# [Brief]
Reproduce every entry in the listing without alteration.

# [Records for this task]

:::::

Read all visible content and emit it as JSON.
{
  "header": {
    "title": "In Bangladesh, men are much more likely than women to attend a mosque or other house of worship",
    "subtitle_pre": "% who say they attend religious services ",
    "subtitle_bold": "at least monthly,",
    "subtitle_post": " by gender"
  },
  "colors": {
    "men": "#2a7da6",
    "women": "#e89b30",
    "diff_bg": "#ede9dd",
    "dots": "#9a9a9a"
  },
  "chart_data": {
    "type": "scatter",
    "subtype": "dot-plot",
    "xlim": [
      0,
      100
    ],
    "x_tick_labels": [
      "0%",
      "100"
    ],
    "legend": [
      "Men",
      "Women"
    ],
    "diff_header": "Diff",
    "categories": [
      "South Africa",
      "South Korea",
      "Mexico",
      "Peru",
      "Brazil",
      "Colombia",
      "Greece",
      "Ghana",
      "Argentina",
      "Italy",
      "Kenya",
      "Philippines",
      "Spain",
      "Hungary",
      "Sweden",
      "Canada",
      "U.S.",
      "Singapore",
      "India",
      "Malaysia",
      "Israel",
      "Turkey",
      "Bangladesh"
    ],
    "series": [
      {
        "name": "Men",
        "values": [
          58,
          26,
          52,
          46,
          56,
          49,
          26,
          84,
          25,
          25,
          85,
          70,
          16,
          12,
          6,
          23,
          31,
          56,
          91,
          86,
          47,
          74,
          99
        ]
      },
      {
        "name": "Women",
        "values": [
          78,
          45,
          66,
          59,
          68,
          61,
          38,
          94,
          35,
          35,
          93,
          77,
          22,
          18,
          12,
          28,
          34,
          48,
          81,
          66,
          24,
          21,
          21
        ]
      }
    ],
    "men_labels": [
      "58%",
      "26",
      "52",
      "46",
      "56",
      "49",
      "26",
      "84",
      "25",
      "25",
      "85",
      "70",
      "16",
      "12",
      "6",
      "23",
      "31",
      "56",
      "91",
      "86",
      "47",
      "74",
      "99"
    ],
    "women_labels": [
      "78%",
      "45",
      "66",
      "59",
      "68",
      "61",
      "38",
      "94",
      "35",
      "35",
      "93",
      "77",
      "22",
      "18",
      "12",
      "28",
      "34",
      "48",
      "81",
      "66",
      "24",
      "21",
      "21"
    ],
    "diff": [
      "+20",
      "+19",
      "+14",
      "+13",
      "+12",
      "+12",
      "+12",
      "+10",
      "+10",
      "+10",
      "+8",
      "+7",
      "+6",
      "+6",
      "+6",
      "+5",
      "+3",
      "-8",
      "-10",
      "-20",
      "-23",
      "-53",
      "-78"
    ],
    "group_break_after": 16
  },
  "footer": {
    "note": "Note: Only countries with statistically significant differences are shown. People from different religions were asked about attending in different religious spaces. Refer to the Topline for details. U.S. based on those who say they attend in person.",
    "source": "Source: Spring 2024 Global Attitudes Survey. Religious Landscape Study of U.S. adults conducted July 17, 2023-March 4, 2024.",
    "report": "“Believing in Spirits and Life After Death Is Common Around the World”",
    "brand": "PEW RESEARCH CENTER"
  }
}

:::::

# [Task result]
Read all visible content and emit it as JSON.
{
  "header": {
    "title": "In Bangladesh, men are much more likely than women to attend a mosque or other house of worship",
    "subtitle_pre": "% who say they attend religious services ",
    "subtitle_bold": "at least monthly,",
    "subtitle_post": " by gender"
  },
  "colors": {
    "men": "#2a7da6",
    "women": "#e89b30",
    "diff_bg": "#ede9dd",
    "dots": "#9a9a9a"
  },
  "chart_data": {
    "type": "scatter",
    "subtype": "dot-plot",
    "xlim": [
      0,
      100
    ],
    "x_tick_labels": [
      "0%",
      "100"
    ],
    "legend": [
      "Men",
      "Women"
    ],
    "diff_header": "Diff",
    "categories": [
      "South Africa",
      "South Korea",
      "Mexico",
      "Peru",
      "Brazil",
      "Colombia",
      "Greece",
      "Ghana",
      "Argentina",
      "Italy",
      "Kenya",
      "Philippines",
      "Spain",
      "Hungary",
      "Sweden",
      "Canada",
      "U.S.",
      "Singapore",
      "India",
      "Malaysia",
      "Israel",
      "Turkey",
      "Bangladesh"
    ],
    "series": [
      {
        "name": "Men",
        "values": [
          58,
          26,
          52,
          46,
          56,
          49,
          26,
          84,
          25,
          25,
          85,
          70,
          16,
          12,
          6,
          23,
          31,
          56,
          91,
          86,
          47,
          74,
          99
        ]
      },
      {
        "name": "Women",
        "values": [
          78,
          45,
          66,
          59,
          68,
          61,
          38,
          94,
          35,
          35,
          93,
          77,
          22,
          18,
          12,
          28,
          34,
          48,
          81,
          66,
          24,
          21,
          21
        ]
      }
    ],
    "men_labels": [
      "58%",
      "26",
      "52",
      "46",
      "56",
      "49",
      "26",
      "84",
      "25",
      "25",
      "85",
      "70",
      "16",
      "12",
      "6",
      "23",
      "31",
      "56",
      "91",
      "86",
      "47",
      "74",
      "99"
    ],
    "women_labels": [
      "78%",
      "45",
      "66",
      "59",
      "68",
      "61",
      "38",
      "94",
      "35",
      "35",
      "93",
      "77",
      "22",
      "18",
      "12",
      "28",
      "34",
      "48",
      "81",
      "66",
      "24",
      "21",
      "21"
    ],
    "diff": [
      "+20",
      "+19",
      "+14",
      "+13",
      "+12",
      "+12",
      "+12",
      "+10",
      "+10",
      "+10",
      "+8",
      "+7",
      "+6",
      "+6",
      "+6",
      "+5",
      "+3",
      "-8",
      "-10",
      "-20",
      "-23",
      "-53",
      "-78"
    ],
    "group_break_after": 16
  },
  "footer": {
    "note": "Note: Only countries with statistically significant differences are shown. People from different religions were asked about attending in different religious spaces. Refer to the Topline for details. U.S. based on those who say they attend in person.",
    "source": "Source: Spring 2024 Global Attitudes Survey. Religious Landscape Study of U.S. adults conducted July 17, 2023-March 4, 2024.",
    "report": "“Believing in Spirits and Life After Death Is Common Around the World”",
    "brand": "PEW RESEARCH CENTER"
  }
}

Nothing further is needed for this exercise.